**PROBLEM:**
No images are to be carried over; print all other material exactly as it stands.

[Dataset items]

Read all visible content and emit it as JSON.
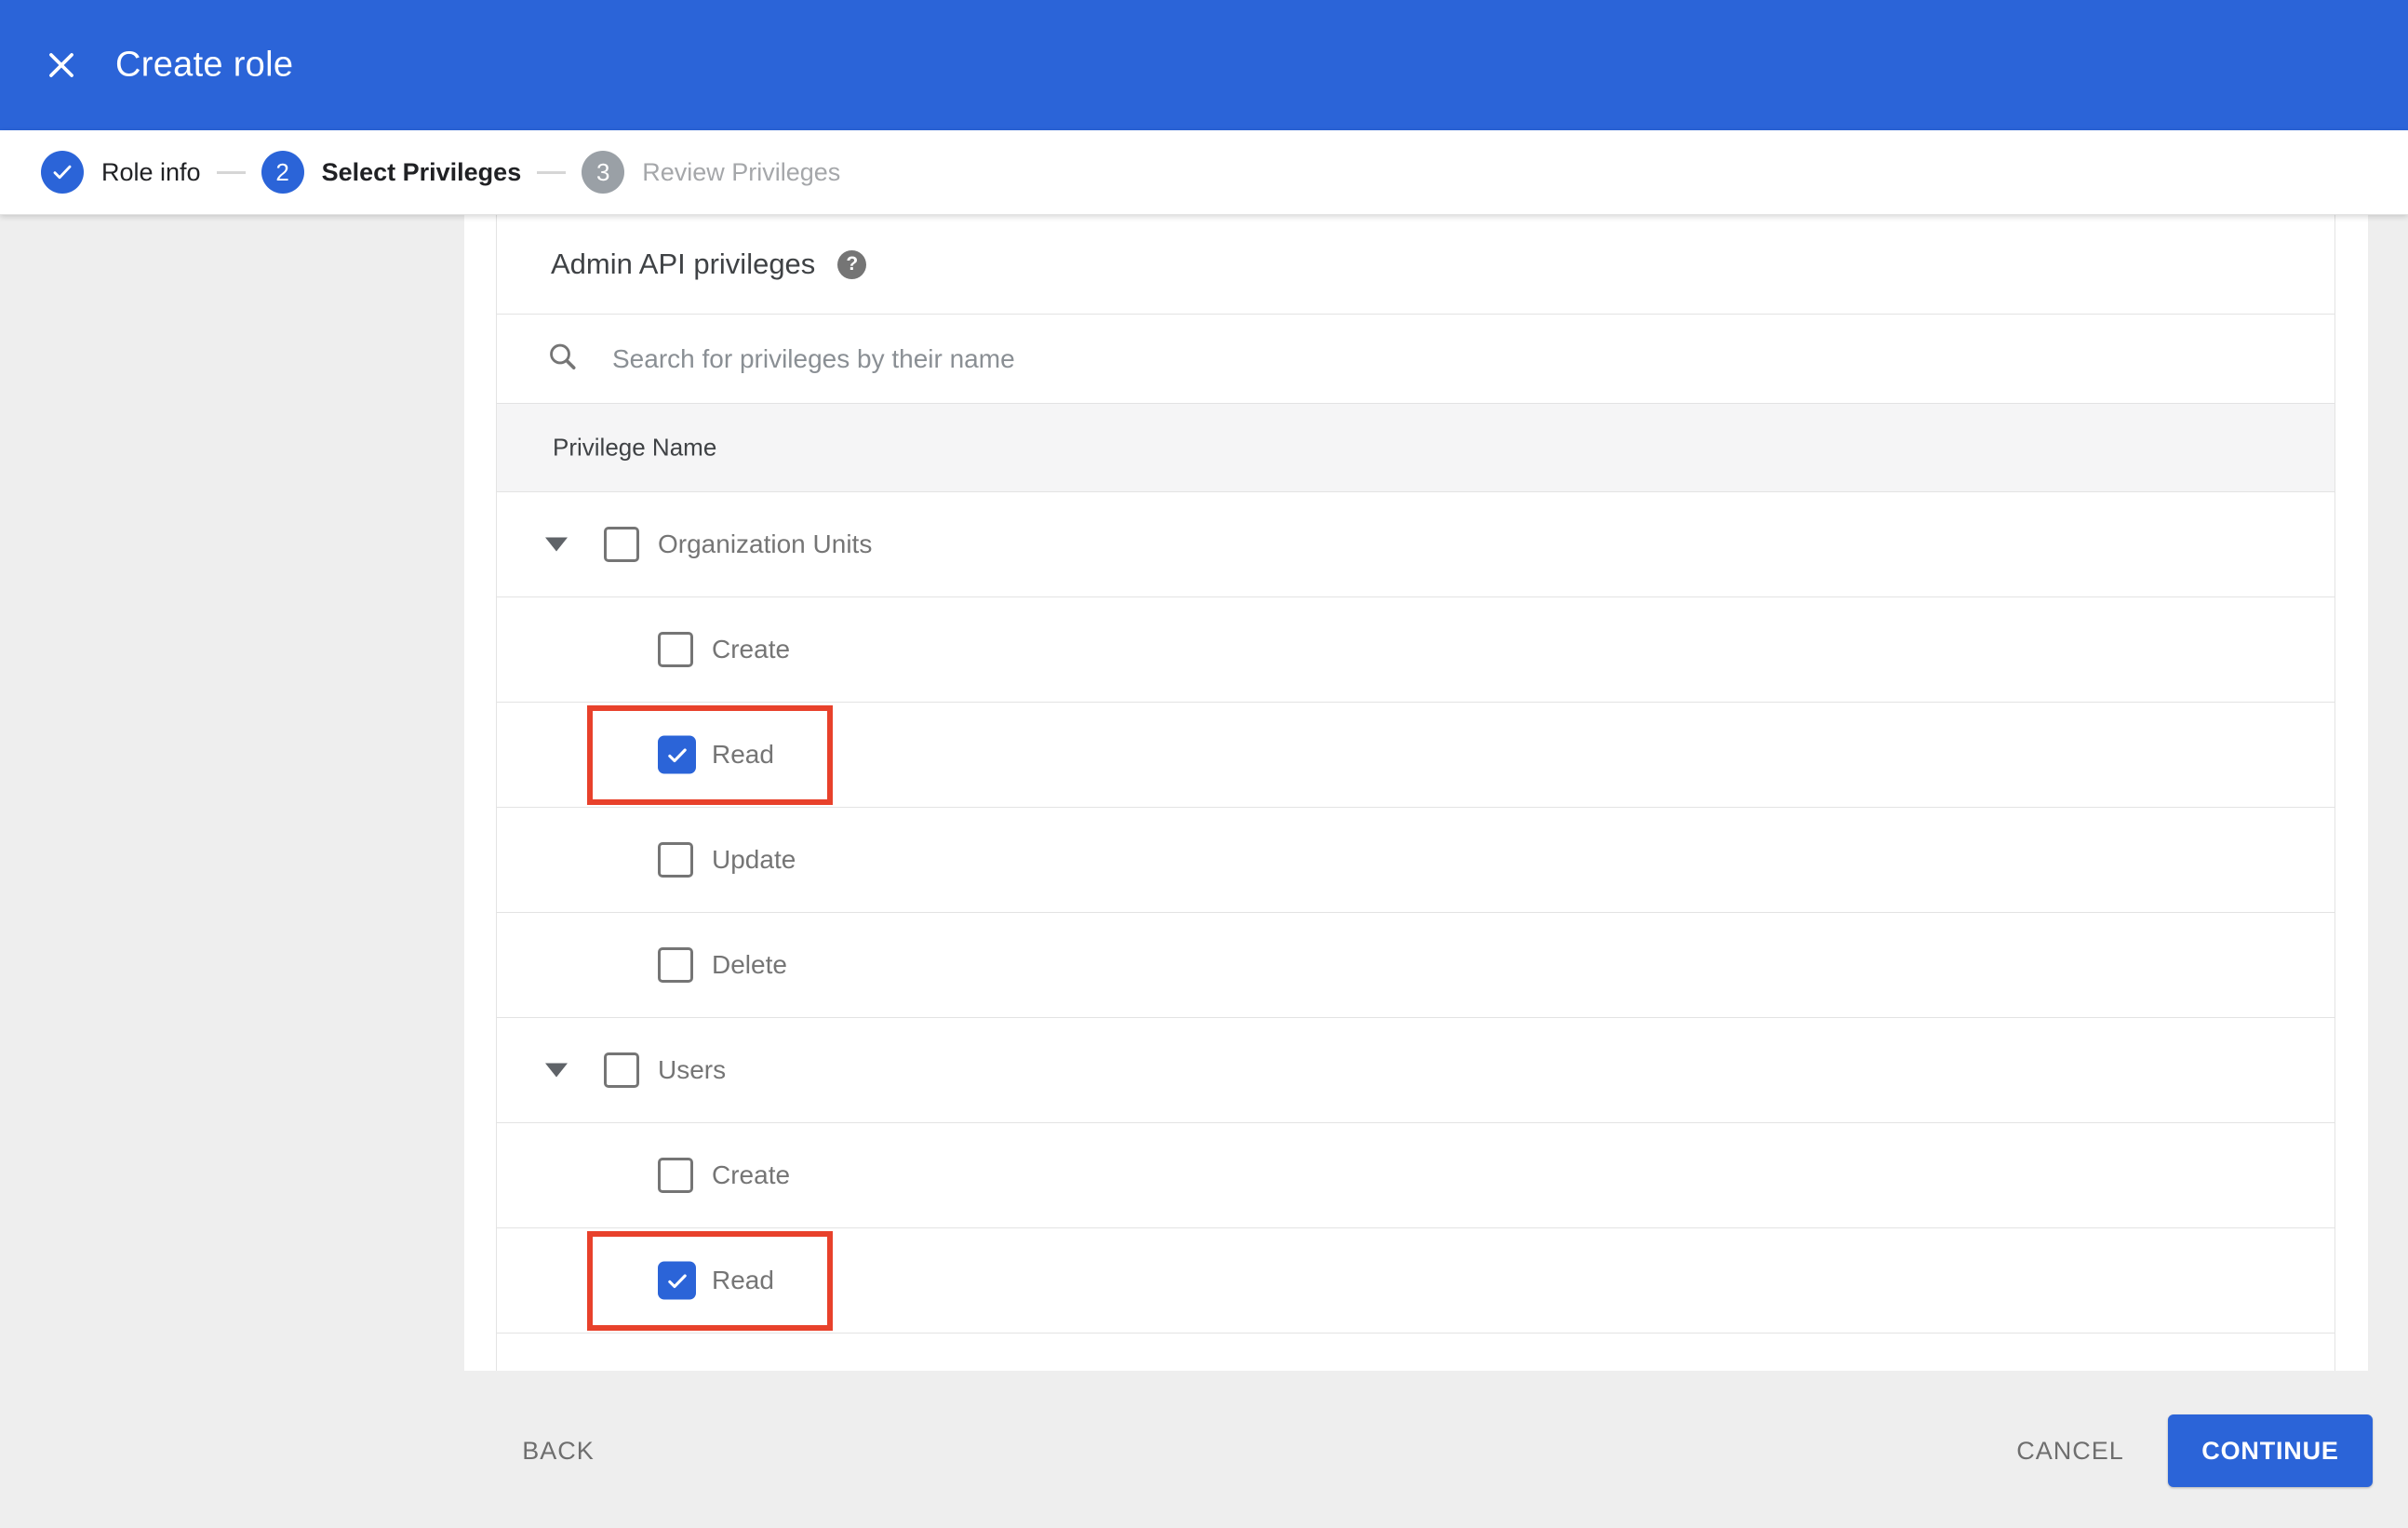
{
  "appbar": {
    "title": "Create role",
    "close_icon": "close-x-icon"
  },
  "stepper": {
    "steps": [
      {
        "num": "",
        "label": "Role info",
        "state": "done",
        "icon": "checkmark-icon"
      },
      {
        "num": "2",
        "label": "Select Privileges",
        "state": "active"
      },
      {
        "num": "3",
        "label": "Review Privileges",
        "state": "upcoming"
      }
    ]
  },
  "content": {
    "heading": "Admin API privileges",
    "help_icon": "help-question-icon",
    "search": {
      "icon": "magnifier-icon",
      "placeholder": "Search for privileges by their name",
      "value": ""
    },
    "table": {
      "header": "Privilege Name",
      "groups": [
        {
          "label": "Organization Units",
          "checked": false,
          "expanded": true,
          "children": [
            {
              "label": "Create",
              "checked": false,
              "highlighted": false
            },
            {
              "label": "Read",
              "checked": true,
              "highlighted": true
            },
            {
              "label": "Update",
              "checked": false,
              "highlighted": false
            },
            {
              "label": "Delete",
              "checked": false,
              "highlighted": false
            }
          ]
        },
        {
          "label": "Users",
          "checked": false,
          "expanded": true,
          "children": [
            {
              "label": "Create",
              "checked": false,
              "highlighted": false
            },
            {
              "label": "Read",
              "checked": true,
              "highlighted": true
            }
          ]
        }
      ]
    }
  },
  "footer": {
    "back": "BACK",
    "cancel": "CANCEL",
    "continue": "CONTINUE"
  },
  "colors": {
    "accent_blue": "#2b64d8",
    "annotation_red": "#e8412b",
    "step_inactive_gray": "#9aa0a6",
    "divider": "#e3e3e3",
    "header_row_bg": "#f5f5f6",
    "page_gray": "#eeeeee",
    "label_gray": "#757575"
  }
}
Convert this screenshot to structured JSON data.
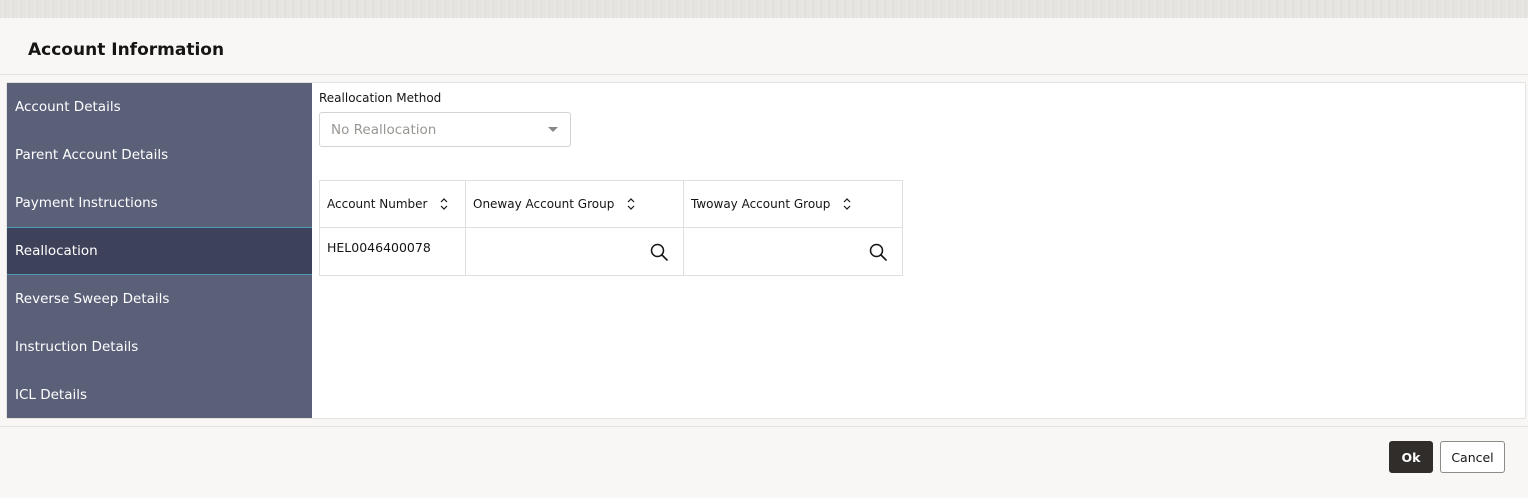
{
  "dialog": {
    "title": "Account Information"
  },
  "sidebar": {
    "items": [
      {
        "label": "Account Details"
      },
      {
        "label": "Parent Account Details"
      },
      {
        "label": "Payment Instructions"
      },
      {
        "label": "Reallocation",
        "active": true
      },
      {
        "label": "Reverse Sweep Details"
      },
      {
        "label": "Instruction Details"
      },
      {
        "label": "ICL Details"
      }
    ]
  },
  "form": {
    "reallocation_method_label": "Reallocation Method",
    "reallocation_method_value": "No Reallocation"
  },
  "table": {
    "columns": [
      "Account Number",
      "Oneway Account Group",
      "Twoway Account Group"
    ],
    "rows": [
      {
        "account_number": "HEL0046400078",
        "oneway_account_group": "",
        "twoway_account_group": ""
      }
    ]
  },
  "footer": {
    "ok_label": "Ok",
    "cancel_label": "Cancel"
  },
  "icons": {
    "sort": "sort-icon",
    "lov": "search-icon",
    "caret": "chevron-down-icon"
  },
  "colors": {
    "sidebar_bg": "#5b6079",
    "sidebar_active_bg": "#3e415a",
    "sidebar_active_border": "#4a9cb8",
    "primary_button": "#312d2a"
  }
}
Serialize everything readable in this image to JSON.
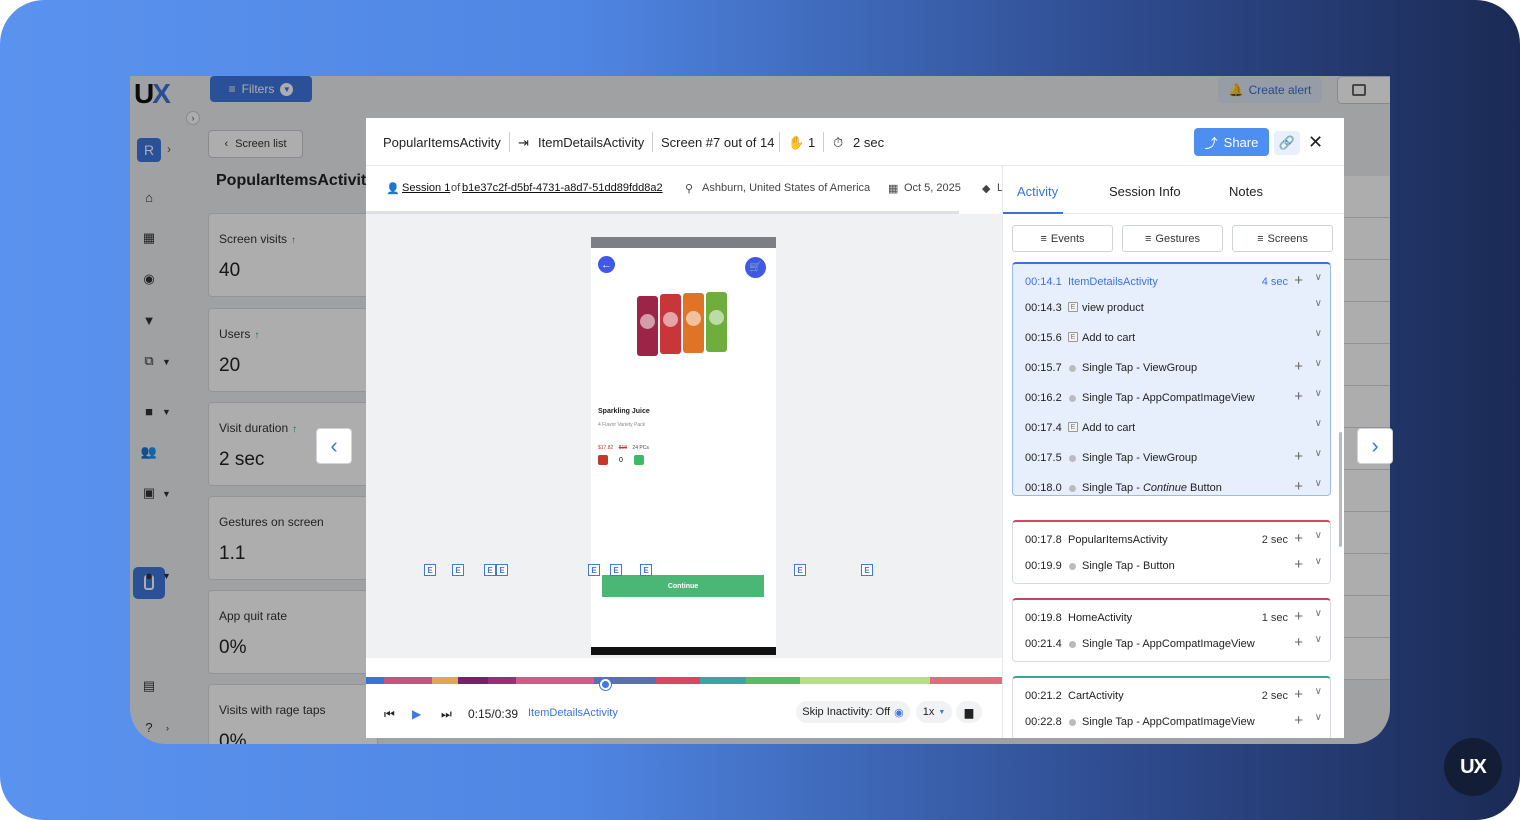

**FULL ANSWER:**
Read all visible content and emit it as JSON.
{
  "appbar": {
    "title": "Create role",
    "close_icon": "close-x-icon"
  },
  "stepper": {
    "steps": [
      {
        "num": "",
        "label": "Role info",
        "state": "done",
        "icon": "checkmark-icon"
      },
      {
        "num": "2",
        "label": "Select Privileges",
        "state": "active"
      },
      {
        "num": "3",
        "label": "Review Privileges",
        "state": "upcoming"
      }
    ]
  },
  "content": {
    "heading": "Admin API privileges",
    "help_icon": "help-question-icon",
    "search": {
      "icon": "magnifier-icon",
      "placeholder": "Search for privileges by their name",
      "value": ""
    },
    "table": {
      "header": "Privilege Name",
      "groups": [
        {
          "label": "Organization Units",
          "checked": false,
          "expanded": true,
          "children": [
            {
              "label": "Create",
              "checked": false,
              "highlighted": false
            },
            {
              "label": "Read",
              "checked": true,
              "highlighted": true
            },
            {
              "label": "Update",
              "checked": false,
              "highlighted": false
            },
            {
              "label": "Delete",
              "checked": false,
              "highlighted": false
            }
          ]
        },
        {
          "label": "Users",
          "checked": false,
          "expanded": true,
          "children": [
            {
              "label": "Create",
              "checked": false,
              "highlighted": false
            },
            {
              "label": "Read",
              "checked": true,
              "highlighted": true
            }
          ]
        }
      ]
    }
  },
  "footer": {
    "back": "BACK",
    "cancel": "CANCEL",
    "continue": "CONTINUE"
  },
  "colors": {
    "accent_blue": "#2b64d8",
    "annotation_red": "#e8412b",
    "step_inactive_gray": "#9aa0a6",
    "divider": "#e3e3e3",
    "header_row_bg": "#f5f5f6",
    "page_gray": "#eeeeee",
    "label_gray": "#757575"
  }
}
Convert this screenshot to structured JSON data.
{
  "dialog": {
    "title": "Account Information"
  },
  "sidebar": {
    "items": [
      {
        "label": "Account Details"
      },
      {
        "label": "Parent Account Details"
      },
      {
        "label": "Payment Instructions"
      },
      {
        "label": "Reallocation",
        "active": true
      },
      {
        "label": "Reverse Sweep Details"
      },
      {
        "label": "Instruction Details"
      },
      {
        "label": "ICL Details"
      }
    ]
  },
  "form": {
    "reallocation_method_label": "Reallocation Method",
    "reallocation_method_value": "No Reallocation"
  },
  "table": {
    "columns": [
      "Account Number",
      "Oneway Account Group",
      "Twoway Account Group"
    ],
    "rows": [
      {
        "account_number": "HEL0046400078",
        "oneway_account_group": "",
        "twoway_account_group": ""
      }
    ]
  },
  "footer": {
    "ok_label": "Ok",
    "cancel_label": "Cancel"
  },
  "icons": {
    "sort": "sort-icon",
    "lov": "search-icon",
    "caret": "chevron-down-icon"
  },
  "colors": {
    "sidebar_bg": "#5b6079",
    "sidebar_active_bg": "#3e415a",
    "sidebar_active_border": "#4a9cb8",
    "primary_button": "#312d2a"
  }
}
Serialize everything readable in this image to JSON.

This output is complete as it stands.